### PROBLEM
Without the pictures, set down every line of the data exactly.

### EXERCISE DATA
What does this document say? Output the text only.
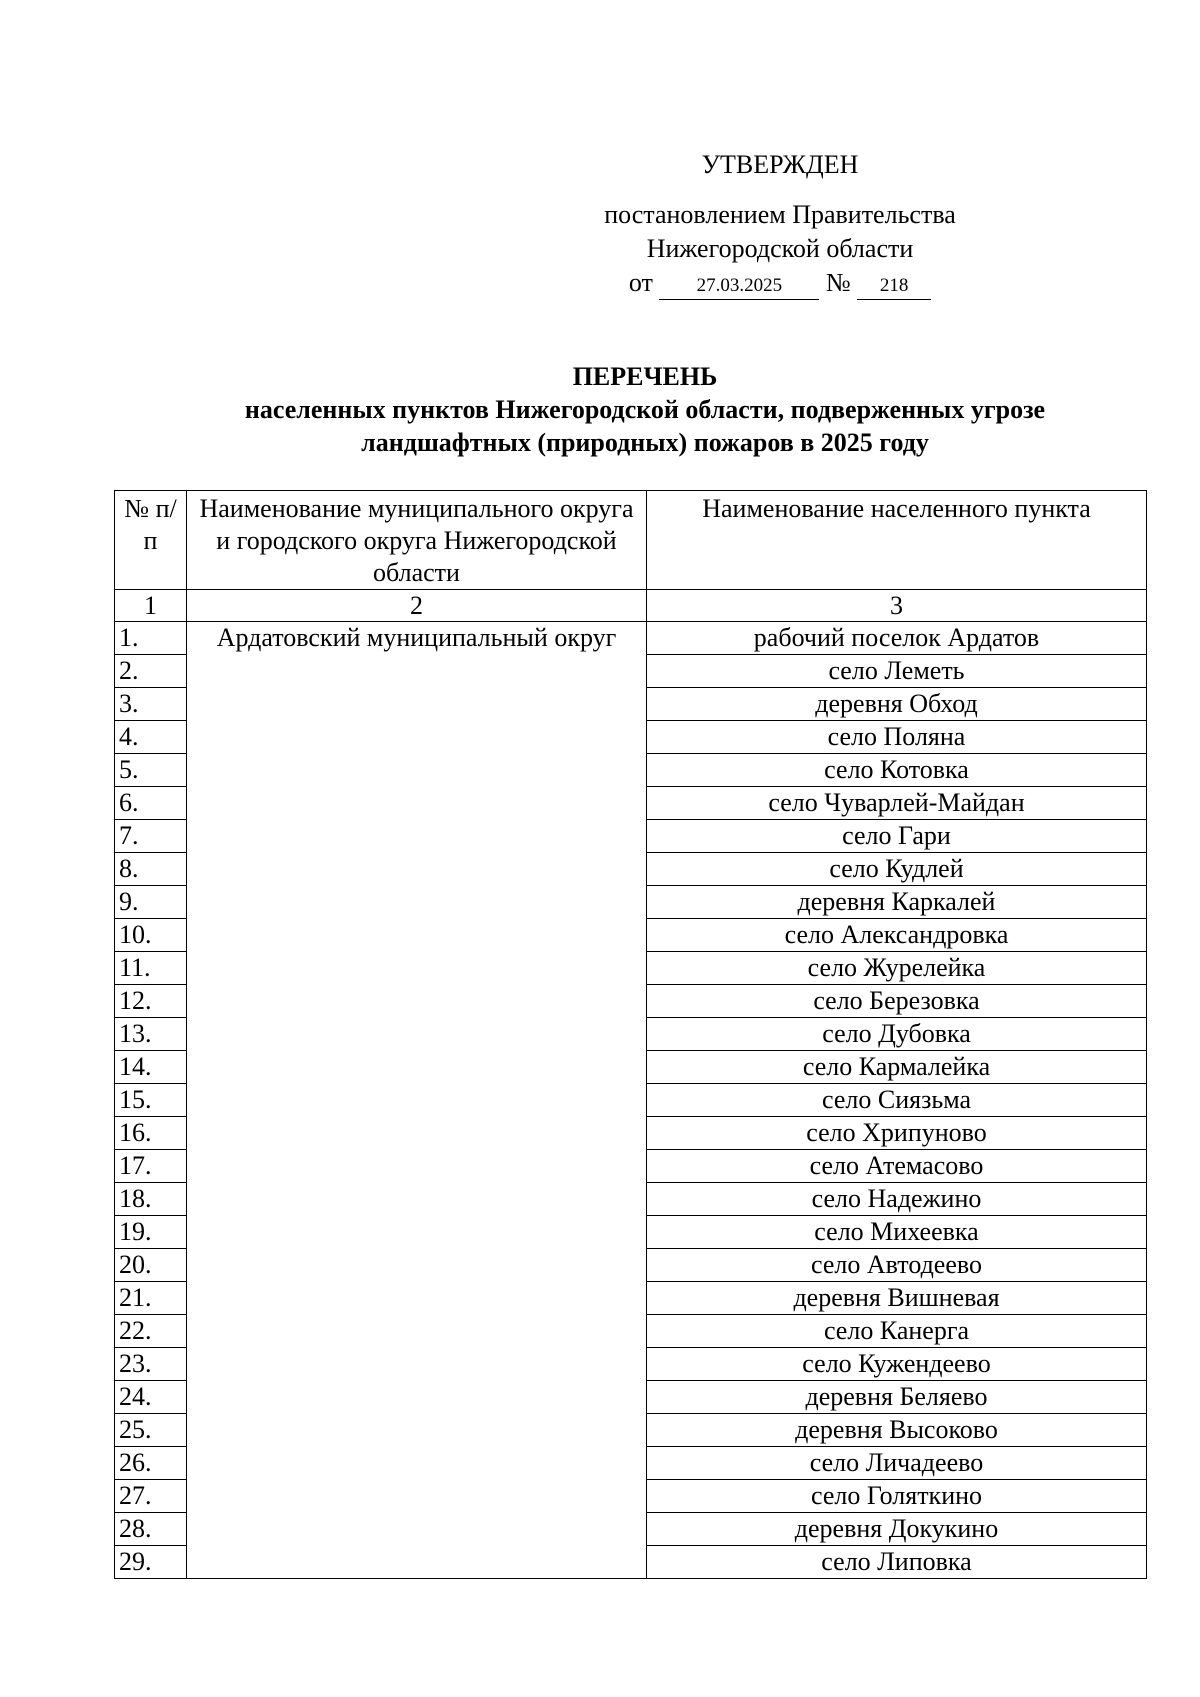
УТВЕРЖДЕН
постановлением Правительства
Нижегородской области
от 27.03.2025 № 218
ПЕРЕЧЕНЬ
населенных пунктов Нижегородской области, подверженных угрозе
ландшафтных (природных) пожаров в 2025 году
№ п/п	Наименование муниципального округа и городского округа Нижегородской области	Наименование населенного пункта
1	2	3
1.	Ардатовский муниципальный округ	рабочий поселок Ардатов
2.		село Леметь
3.		деревня Обход
4.		село Поляна
5.		село Котовка
6.		село Чуварлей-Майдан
7.		село Гари
8.		село Кудлей
9.		деревня Каркалей
10.		село Александровка
11.		село Журелейка
12.		село Березовка
13.		село Дубовка
14.		село Кармалейка
15.		село Сиязьма
16.		село Хрипуново
17.		село Атемасово
18.		село Надежино
19.		село Михеевка
20.		село Автодеево
21.		деревня Вишневая
22.		село Канерга
23.		село Кужендеево
24.		деревня Беляево
25.		деревня Высоково
26.		село Личадеево
27.		село Голяткино
28.		деревня Докукино
29.		село Липовка
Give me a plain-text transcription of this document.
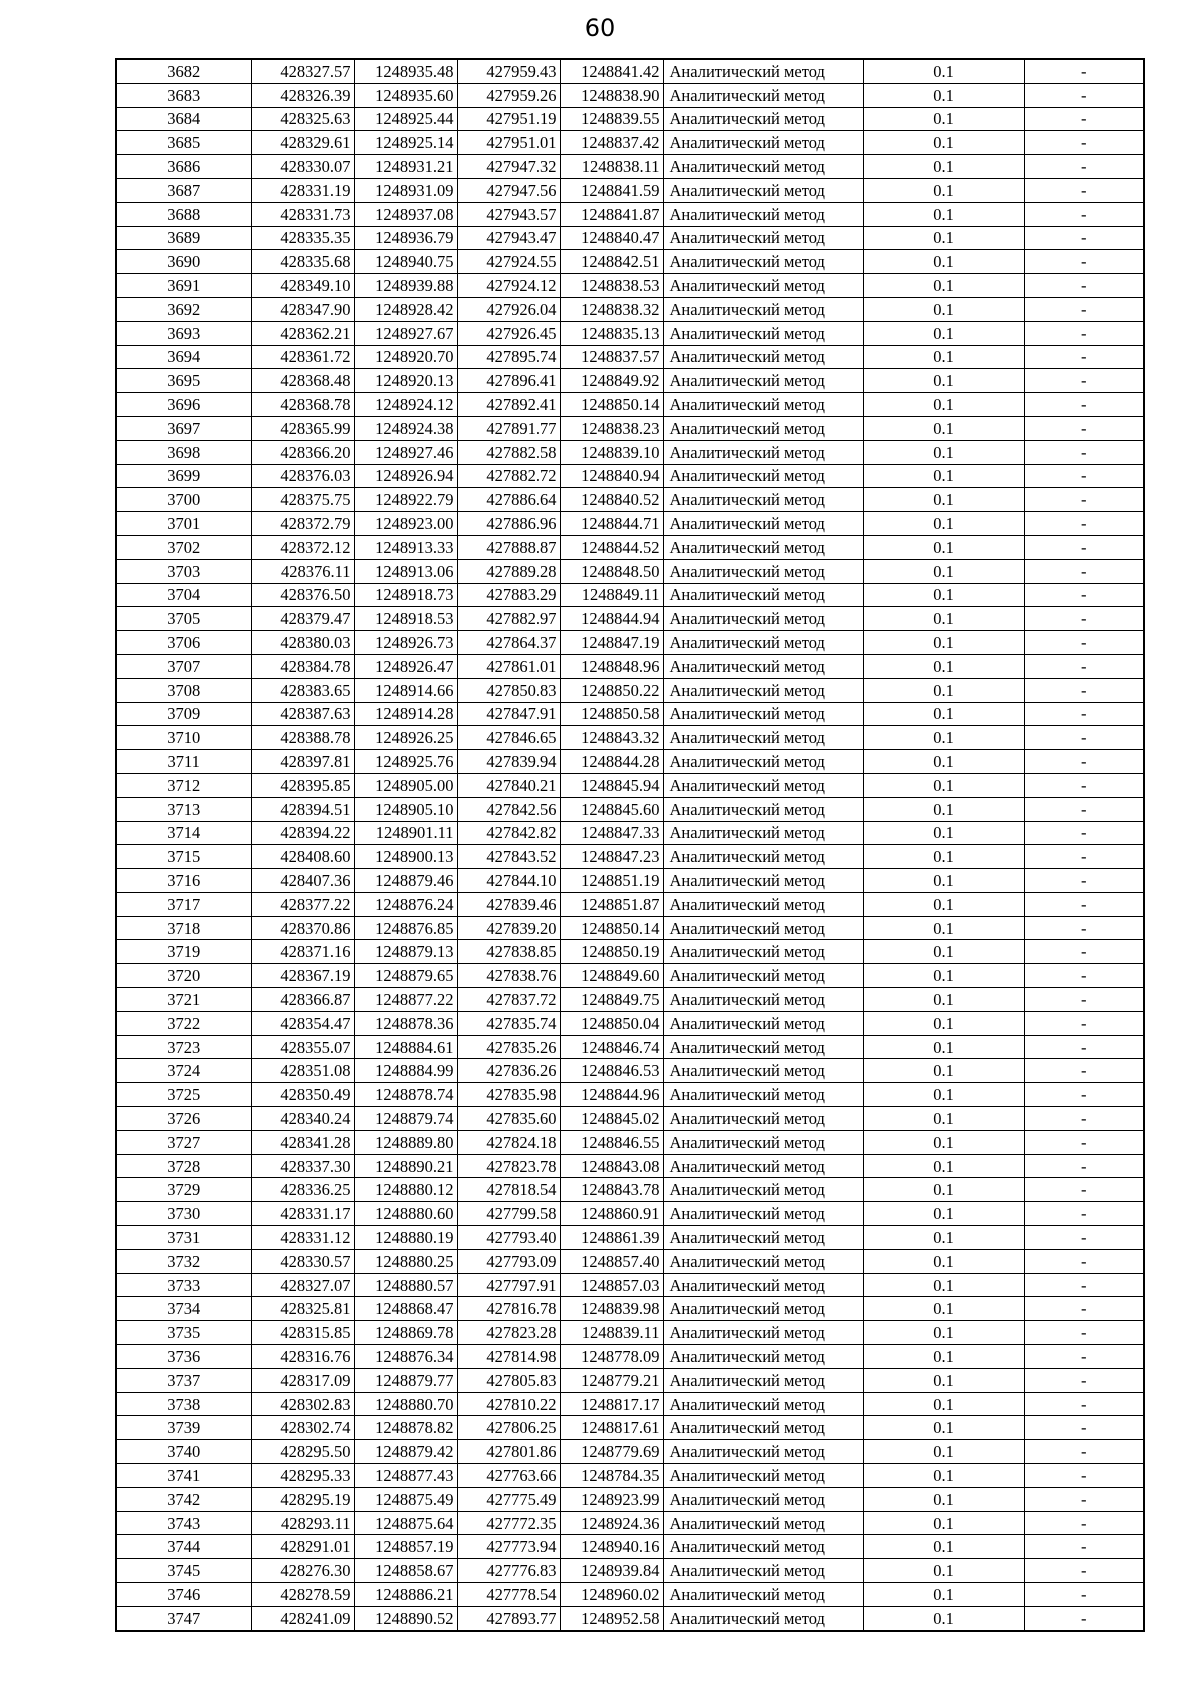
60
3682	428327.57	1248935.48	427959.43	1248841.42	Аналитический метод	0.1	-
3683	428326.39	1248935.60	427959.26	1248838.90	Аналитический метод	0.1	-
3684	428325.63	1248925.44	427951.19	1248839.55	Аналитический метод	0.1	-
3685	428329.61	1248925.14	427951.01	1248837.42	Аналитический метод	0.1	-
3686	428330.07	1248931.21	427947.32	1248838.11	Аналитический метод	0.1	-
3687	428331.19	1248931.09	427947.56	1248841.59	Аналитический метод	0.1	-
3688	428331.73	1248937.08	427943.57	1248841.87	Аналитический метод	0.1	-
3689	428335.35	1248936.79	427943.47	1248840.47	Аналитический метод	0.1	-
3690	428335.68	1248940.75	427924.55	1248842.51	Аналитический метод	0.1	-
3691	428349.10	1248939.88	427924.12	1248838.53	Аналитический метод	0.1	-
3692	428347.90	1248928.42	427926.04	1248838.32	Аналитический метод	0.1	-
3693	428362.21	1248927.67	427926.45	1248835.13	Аналитический метод	0.1	-
3694	428361.72	1248920.70	427895.74	1248837.57	Аналитический метод	0.1	-
3695	428368.48	1248920.13	427896.41	1248849.92	Аналитический метод	0.1	-
3696	428368.78	1248924.12	427892.41	1248850.14	Аналитический метод	0.1	-
3697	428365.99	1248924.38	427891.77	1248838.23	Аналитический метод	0.1	-
3698	428366.20	1248927.46	427882.58	1248839.10	Аналитический метод	0.1	-
3699	428376.03	1248926.94	427882.72	1248840.94	Аналитический метод	0.1	-
3700	428375.75	1248922.79	427886.64	1248840.52	Аналитический метод	0.1	-
3701	428372.79	1248923.00	427886.96	1248844.71	Аналитический метод	0.1	-
3702	428372.12	1248913.33	427888.87	1248844.52	Аналитический метод	0.1	-
3703	428376.11	1248913.06	427889.28	1248848.50	Аналитический метод	0.1	-
3704	428376.50	1248918.73	427883.29	1248849.11	Аналитический метод	0.1	-
3705	428379.47	1248918.53	427882.97	1248844.94	Аналитический метод	0.1	-
3706	428380.03	1248926.73	427864.37	1248847.19	Аналитический метод	0.1	-
3707	428384.78	1248926.47	427861.01	1248848.96	Аналитический метод	0.1	-
3708	428383.65	1248914.66	427850.83	1248850.22	Аналитический метод	0.1	-
3709	428387.63	1248914.28	427847.91	1248850.58	Аналитический метод	0.1	-
3710	428388.78	1248926.25	427846.65	1248843.32	Аналитический метод	0.1	-
3711	428397.81	1248925.76	427839.94	1248844.28	Аналитический метод	0.1	-
3712	428395.85	1248905.00	427840.21	1248845.94	Аналитический метод	0.1	-
3713	428394.51	1248905.10	427842.56	1248845.60	Аналитический метод	0.1	-
3714	428394.22	1248901.11	427842.82	1248847.33	Аналитический метод	0.1	-
3715	428408.60	1248900.13	427843.52	1248847.23	Аналитический метод	0.1	-
3716	428407.36	1248879.46	427844.10	1248851.19	Аналитический метод	0.1	-
3717	428377.22	1248876.24	427839.46	1248851.87	Аналитический метод	0.1	-
3718	428370.86	1248876.85	427839.20	1248850.14	Аналитический метод	0.1	-
3719	428371.16	1248879.13	427838.85	1248850.19	Аналитический метод	0.1	-
3720	428367.19	1248879.65	427838.76	1248849.60	Аналитический метод	0.1	-
3721	428366.87	1248877.22	427837.72	1248849.75	Аналитический метод	0.1	-
3722	428354.47	1248878.36	427835.74	1248850.04	Аналитический метод	0.1	-
3723	428355.07	1248884.61	427835.26	1248846.74	Аналитический метод	0.1	-
3724	428351.08	1248884.99	427836.26	1248846.53	Аналитический метод	0.1	-
3725	428350.49	1248878.74	427835.98	1248844.96	Аналитический метод	0.1	-
3726	428340.24	1248879.74	427835.60	1248845.02	Аналитический метод	0.1	-
3727	428341.28	1248889.80	427824.18	1248846.55	Аналитический метод	0.1	-
3728	428337.30	1248890.21	427823.78	1248843.08	Аналитический метод	0.1	-
3729	428336.25	1248880.12	427818.54	1248843.78	Аналитический метод	0.1	-
3730	428331.17	1248880.60	427799.58	1248860.91	Аналитический метод	0.1	-
3731	428331.12	1248880.19	427793.40	1248861.39	Аналитический метод	0.1	-
3732	428330.57	1248880.25	427793.09	1248857.40	Аналитический метод	0.1	-
3733	428327.07	1248880.57	427797.91	1248857.03	Аналитический метод	0.1	-
3734	428325.81	1248868.47	427816.78	1248839.98	Аналитический метод	0.1	-
3735	428315.85	1248869.78	427823.28	1248839.11	Аналитический метод	0.1	-
3736	428316.76	1248876.34	427814.98	1248778.09	Аналитический метод	0.1	-
3737	428317.09	1248879.77	427805.83	1248779.21	Аналитический метод	0.1	-
3738	428302.83	1248880.70	427810.22	1248817.17	Аналитический метод	0.1	-
3739	428302.74	1248878.82	427806.25	1248817.61	Аналитический метод	0.1	-
3740	428295.50	1248879.42	427801.86	1248779.69	Аналитический метод	0.1	-
3741	428295.33	1248877.43	427763.66	1248784.35	Аналитический метод	0.1	-
3742	428295.19	1248875.49	427775.49	1248923.99	Аналитический метод	0.1	-
3743	428293.11	1248875.64	427772.35	1248924.36	Аналитический метод	0.1	-
3744	428291.01	1248857.19	427773.94	1248940.16	Аналитический метод	0.1	-
3745	428276.30	1248858.67	427776.83	1248939.84	Аналитический метод	0.1	-
3746	428278.59	1248886.21	427778.54	1248960.02	Аналитический метод	0.1	-
3747	428241.09	1248890.52	427893.77	1248952.58	Аналитический метод	0.1	-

### RESULT BELOW
What does this document say? Output the text only.
УТВЕРЖДЕН
постановлением Правительства
Нижегородской области
от 27.03.2025 № 218
ПЕРЕЧЕНЬ
населенных пунктов Нижегородской области, подверженных угрозе
ландшафтных (природных) пожаров в 2025 году
№ п/п	Наименование муниципального округа и городского округа Нижегородской области	Наименование населенного пункта
1	2	3
1.	Ардатовский муниципальный округ	рабочий поселок Ардатов
2.		село Леметь
3.		деревня Обход
4.		село Поляна
5.		село Котовка
6.		село Чуварлей-Майдан
7.		село Гари
8.		село Кудлей
9.		деревня Каркалей
10.		село Александровка
11.		село Журелейка
12.		село Березовка
13.		село Дубовка
14.		село Кармалейка
15.		село Сиязьма
16.		село Хрипуново
17.		село Атемасово
18.		село Надежино
19.		село Михеевка
20.		село Автодеево
21.		деревня Вишневая
22.		село Канерга
23.		село Кужендеево
24.		деревня Беляево
25.		деревня Высоково
26.		село Личадеево
27.		село Голяткино
28.		деревня Докукино
29.		село Липовка
Give me a plain-text transcription of this document.
60
3682	428327.57	1248935.48	427959.43	1248841.42	Аналитический метод	0.1	-
3683	428326.39	1248935.60	427959.26	1248838.90	Аналитический метод	0.1	-
3684	428325.63	1248925.44	427951.19	1248839.55	Аналитический метод	0.1	-
3685	428329.61	1248925.14	427951.01	1248837.42	Аналитический метод	0.1	-
3686	428330.07	1248931.21	427947.32	1248838.11	Аналитический метод	0.1	-
3687	428331.19	1248931.09	427947.56	1248841.59	Аналитический метод	0.1	-
3688	428331.73	1248937.08	427943.57	1248841.87	Аналитический метод	0.1	-
3689	428335.35	1248936.79	427943.47	1248840.47	Аналитический метод	0.1	-
3690	428335.68	1248940.75	427924.55	1248842.51	Аналитический метод	0.1	-
3691	428349.10	1248939.88	427924.12	1248838.53	Аналитический метод	0.1	-
3692	428347.90	1248928.42	427926.04	1248838.32	Аналитический метод	0.1	-
3693	428362.21	1248927.67	427926.45	1248835.13	Аналитический метод	0.1	-
3694	428361.72	1248920.70	427895.74	1248837.57	Аналитический метод	0.1	-
3695	428368.48	1248920.13	427896.41	1248849.92	Аналитический метод	0.1	-
3696	428368.78	1248924.12	427892.41	1248850.14	Аналитический метод	0.1	-
3697	428365.99	1248924.38	427891.77	1248838.23	Аналитический метод	0.1	-
3698	428366.20	1248927.46	427882.58	1248839.10	Аналитический метод	0.1	-
3699	428376.03	1248926.94	427882.72	1248840.94	Аналитический метод	0.1	-
3700	428375.75	1248922.79	427886.64	1248840.52	Аналитический метод	0.1	-
3701	428372.79	1248923.00	427886.96	1248844.71	Аналитический метод	0.1	-
3702	428372.12	1248913.33	427888.87	1248844.52	Аналитический метод	0.1	-
3703	428376.11	1248913.06	427889.28	1248848.50	Аналитический метод	0.1	-
3704	428376.50	1248918.73	427883.29	1248849.11	Аналитический метод	0.1	-
3705	428379.47	1248918.53	427882.97	1248844.94	Аналитический метод	0.1	-
3706	428380.03	1248926.73	427864.37	1248847.19	Аналитический метод	0.1	-
3707	428384.78	1248926.47	427861.01	1248848.96	Аналитический метод	0.1	-
3708	428383.65	1248914.66	427850.83	1248850.22	Аналитический метод	0.1	-
3709	428387.63	1248914.28	427847.91	1248850.58	Аналитический метод	0.1	-
3710	428388.78	1248926.25	427846.65	1248843.32	Аналитический метод	0.1	-
3711	428397.81	1248925.76	427839.94	1248844.28	Аналитический метод	0.1	-
3712	428395.85	1248905.00	427840.21	1248845.94	Аналитический метод	0.1	-
3713	428394.51	1248905.10	427842.56	1248845.60	Аналитический метод	0.1	-
3714	428394.22	1248901.11	427842.82	1248847.33	Аналитический метод	0.1	-
3715	428408.60	1248900.13	427843.52	1248847.23	Аналитический метод	0.1	-
3716	428407.36	1248879.46	427844.10	1248851.19	Аналитический метод	0.1	-
3717	428377.22	1248876.24	427839.46	1248851.87	Аналитический метод	0.1	-
3718	428370.86	1248876.85	427839.20	1248850.14	Аналитический метод	0.1	-
3719	428371.16	1248879.13	427838.85	1248850.19	Аналитический метод	0.1	-
3720	428367.19	1248879.65	427838.76	1248849.60	Аналитический метод	0.1	-
3721	428366.87	1248877.22	427837.72	1248849.75	Аналитический метод	0.1	-
3722	428354.47	1248878.36	427835.74	1248850.04	Аналитический метод	0.1	-
3723	428355.07	1248884.61	427835.26	1248846.74	Аналитический метод	0.1	-
3724	428351.08	1248884.99	427836.26	1248846.53	Аналитический метод	0.1	-
3725	428350.49	1248878.74	427835.98	1248844.96	Аналитический метод	0.1	-
3726	428340.24	1248879.74	427835.60	1248845.02	Аналитический метод	0.1	-
3727	428341.28	1248889.80	427824.18	1248846.55	Аналитический метод	0.1	-
3728	428337.30	1248890.21	427823.78	1248843.08	Аналитический метод	0.1	-
3729	428336.25	1248880.12	427818.54	1248843.78	Аналитический метод	0.1	-
3730	428331.17	1248880.60	427799.58	1248860.91	Аналитический метод	0.1	-
3731	428331.12	1248880.19	427793.40	1248861.39	Аналитический метод	0.1	-
3732	428330.57	1248880.25	427793.09	1248857.40	Аналитический метод	0.1	-
3733	428327.07	1248880.57	427797.91	1248857.03	Аналитический метод	0.1	-
3734	428325.81	1248868.47	427816.78	1248839.98	Аналитический метод	0.1	-
3735	428315.85	1248869.78	427823.28	1248839.11	Аналитический метод	0.1	-
3736	428316.76	1248876.34	427814.98	1248778.09	Аналитический метод	0.1	-
3737	428317.09	1248879.77	427805.83	1248779.21	Аналитический метод	0.1	-
3738	428302.83	1248880.70	427810.22	1248817.17	Аналитический метод	0.1	-
3739	428302.74	1248878.82	427806.25	1248817.61	Аналитический метод	0.1	-
3740	428295.50	1248879.42	427801.86	1248779.69	Аналитический метод	0.1	-
3741	428295.33	1248877.43	427763.66	1248784.35	Аналитический метод	0.1	-
3742	428295.19	1248875.49	427775.49	1248923.99	Аналитический метод	0.1	-
3743	428293.11	1248875.64	427772.35	1248924.36	Аналитический метод	0.1	-
3744	428291.01	1248857.19	427773.94	1248940.16	Аналитический метод	0.1	-
3745	428276.30	1248858.67	427776.83	1248939.84	Аналитический метод	0.1	-
3746	428278.59	1248886.21	427778.54	1248960.02	Аналитический метод	0.1	-
3747	428241.09	1248890.52	427893.77	1248952.58	Аналитический метод	0.1	-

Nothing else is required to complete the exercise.